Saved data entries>
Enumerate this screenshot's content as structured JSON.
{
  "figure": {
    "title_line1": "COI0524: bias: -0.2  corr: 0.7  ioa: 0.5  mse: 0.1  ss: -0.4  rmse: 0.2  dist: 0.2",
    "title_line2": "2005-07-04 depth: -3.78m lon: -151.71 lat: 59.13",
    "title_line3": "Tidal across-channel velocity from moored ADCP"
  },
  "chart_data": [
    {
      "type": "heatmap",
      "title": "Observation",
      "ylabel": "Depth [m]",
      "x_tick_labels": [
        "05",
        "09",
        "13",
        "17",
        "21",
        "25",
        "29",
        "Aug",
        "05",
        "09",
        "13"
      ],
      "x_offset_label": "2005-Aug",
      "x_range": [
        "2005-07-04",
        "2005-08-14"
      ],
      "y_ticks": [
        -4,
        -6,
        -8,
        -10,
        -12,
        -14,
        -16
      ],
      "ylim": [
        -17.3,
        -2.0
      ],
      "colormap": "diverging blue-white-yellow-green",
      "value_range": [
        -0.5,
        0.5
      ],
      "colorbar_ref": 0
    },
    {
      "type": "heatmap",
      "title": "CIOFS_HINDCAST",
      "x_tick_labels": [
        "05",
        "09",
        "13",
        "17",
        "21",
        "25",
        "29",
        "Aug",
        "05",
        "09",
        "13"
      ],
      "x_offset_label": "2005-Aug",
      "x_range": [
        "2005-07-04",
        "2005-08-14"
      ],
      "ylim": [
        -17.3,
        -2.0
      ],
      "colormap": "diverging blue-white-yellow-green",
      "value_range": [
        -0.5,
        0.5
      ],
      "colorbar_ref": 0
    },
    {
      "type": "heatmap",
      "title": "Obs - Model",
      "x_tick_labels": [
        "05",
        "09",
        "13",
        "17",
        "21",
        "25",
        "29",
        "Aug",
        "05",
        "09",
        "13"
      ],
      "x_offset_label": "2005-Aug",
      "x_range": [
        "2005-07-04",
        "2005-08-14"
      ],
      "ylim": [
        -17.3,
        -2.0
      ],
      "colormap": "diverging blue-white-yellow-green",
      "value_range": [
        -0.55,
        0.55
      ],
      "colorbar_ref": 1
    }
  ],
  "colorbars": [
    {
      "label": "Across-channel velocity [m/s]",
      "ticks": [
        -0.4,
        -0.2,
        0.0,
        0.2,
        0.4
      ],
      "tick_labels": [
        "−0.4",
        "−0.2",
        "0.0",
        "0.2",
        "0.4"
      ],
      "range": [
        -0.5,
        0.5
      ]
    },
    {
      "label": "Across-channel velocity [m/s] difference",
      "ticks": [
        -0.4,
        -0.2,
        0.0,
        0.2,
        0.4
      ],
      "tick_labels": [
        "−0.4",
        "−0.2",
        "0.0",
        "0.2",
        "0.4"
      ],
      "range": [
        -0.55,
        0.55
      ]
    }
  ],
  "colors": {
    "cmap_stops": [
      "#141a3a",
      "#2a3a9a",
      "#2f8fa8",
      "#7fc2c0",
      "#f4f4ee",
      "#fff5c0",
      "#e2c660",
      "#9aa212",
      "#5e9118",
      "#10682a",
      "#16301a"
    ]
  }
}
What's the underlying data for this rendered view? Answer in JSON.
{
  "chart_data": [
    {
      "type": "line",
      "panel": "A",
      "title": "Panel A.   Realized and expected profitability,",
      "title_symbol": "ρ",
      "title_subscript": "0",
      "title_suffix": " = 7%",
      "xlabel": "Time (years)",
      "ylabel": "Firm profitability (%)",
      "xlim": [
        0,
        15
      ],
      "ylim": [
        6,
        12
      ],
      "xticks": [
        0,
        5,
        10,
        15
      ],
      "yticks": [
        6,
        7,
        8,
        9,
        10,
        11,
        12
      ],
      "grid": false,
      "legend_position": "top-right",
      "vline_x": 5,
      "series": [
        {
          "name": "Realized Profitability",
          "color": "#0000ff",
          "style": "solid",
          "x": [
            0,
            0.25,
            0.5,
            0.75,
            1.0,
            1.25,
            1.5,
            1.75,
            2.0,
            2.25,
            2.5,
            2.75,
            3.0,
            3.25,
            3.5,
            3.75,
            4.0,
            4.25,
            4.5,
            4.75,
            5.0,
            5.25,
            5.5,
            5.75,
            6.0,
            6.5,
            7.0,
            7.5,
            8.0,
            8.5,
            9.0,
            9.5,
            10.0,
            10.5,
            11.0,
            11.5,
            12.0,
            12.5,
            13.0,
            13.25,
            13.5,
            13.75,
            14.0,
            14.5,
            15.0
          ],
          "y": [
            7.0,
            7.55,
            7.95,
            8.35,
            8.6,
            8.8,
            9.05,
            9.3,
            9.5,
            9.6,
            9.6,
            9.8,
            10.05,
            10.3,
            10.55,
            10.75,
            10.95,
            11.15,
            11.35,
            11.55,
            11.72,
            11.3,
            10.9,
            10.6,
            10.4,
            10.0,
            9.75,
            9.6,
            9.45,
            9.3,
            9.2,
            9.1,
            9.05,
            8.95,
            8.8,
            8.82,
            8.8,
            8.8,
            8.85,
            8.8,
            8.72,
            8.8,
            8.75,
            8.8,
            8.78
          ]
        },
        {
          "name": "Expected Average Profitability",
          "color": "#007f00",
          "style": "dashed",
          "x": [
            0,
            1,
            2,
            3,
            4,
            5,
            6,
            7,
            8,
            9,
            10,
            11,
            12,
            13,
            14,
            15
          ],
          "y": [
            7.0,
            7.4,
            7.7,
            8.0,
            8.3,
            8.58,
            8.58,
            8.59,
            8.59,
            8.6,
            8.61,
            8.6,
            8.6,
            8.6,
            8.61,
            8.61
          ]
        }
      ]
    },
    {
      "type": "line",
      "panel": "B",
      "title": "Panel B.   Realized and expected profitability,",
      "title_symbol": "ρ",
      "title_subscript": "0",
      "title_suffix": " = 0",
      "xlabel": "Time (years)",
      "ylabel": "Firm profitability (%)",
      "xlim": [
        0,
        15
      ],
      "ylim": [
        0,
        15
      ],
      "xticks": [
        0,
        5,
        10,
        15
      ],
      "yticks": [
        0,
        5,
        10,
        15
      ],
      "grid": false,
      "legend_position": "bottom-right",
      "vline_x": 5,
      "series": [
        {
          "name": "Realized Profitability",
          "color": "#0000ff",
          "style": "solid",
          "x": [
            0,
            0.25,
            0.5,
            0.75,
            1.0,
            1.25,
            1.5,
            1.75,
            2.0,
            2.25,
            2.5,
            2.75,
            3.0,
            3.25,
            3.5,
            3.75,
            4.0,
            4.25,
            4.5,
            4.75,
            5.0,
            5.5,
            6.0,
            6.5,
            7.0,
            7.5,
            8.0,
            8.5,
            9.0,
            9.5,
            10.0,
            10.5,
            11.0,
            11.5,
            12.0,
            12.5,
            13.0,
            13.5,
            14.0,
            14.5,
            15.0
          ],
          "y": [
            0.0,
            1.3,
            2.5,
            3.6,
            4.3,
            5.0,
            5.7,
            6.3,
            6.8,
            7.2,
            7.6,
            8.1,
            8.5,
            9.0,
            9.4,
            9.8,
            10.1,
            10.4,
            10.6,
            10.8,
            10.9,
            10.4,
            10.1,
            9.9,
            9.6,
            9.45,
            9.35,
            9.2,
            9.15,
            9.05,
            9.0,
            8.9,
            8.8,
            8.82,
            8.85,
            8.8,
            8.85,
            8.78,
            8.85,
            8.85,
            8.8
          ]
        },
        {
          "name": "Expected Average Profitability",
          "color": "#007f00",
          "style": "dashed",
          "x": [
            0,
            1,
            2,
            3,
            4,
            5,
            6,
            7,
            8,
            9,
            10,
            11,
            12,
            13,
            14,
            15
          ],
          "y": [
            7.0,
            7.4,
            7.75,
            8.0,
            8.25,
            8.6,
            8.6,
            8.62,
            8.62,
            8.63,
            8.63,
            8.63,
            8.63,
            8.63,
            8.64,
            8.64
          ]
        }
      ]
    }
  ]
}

What needs to be done> Scan the material above for the string "this" and return the lines that hold it.

Solution below>
Enumerate this screenshot's content as structured JSON.
What's the underlying data for this rendered view? Answer in JSON.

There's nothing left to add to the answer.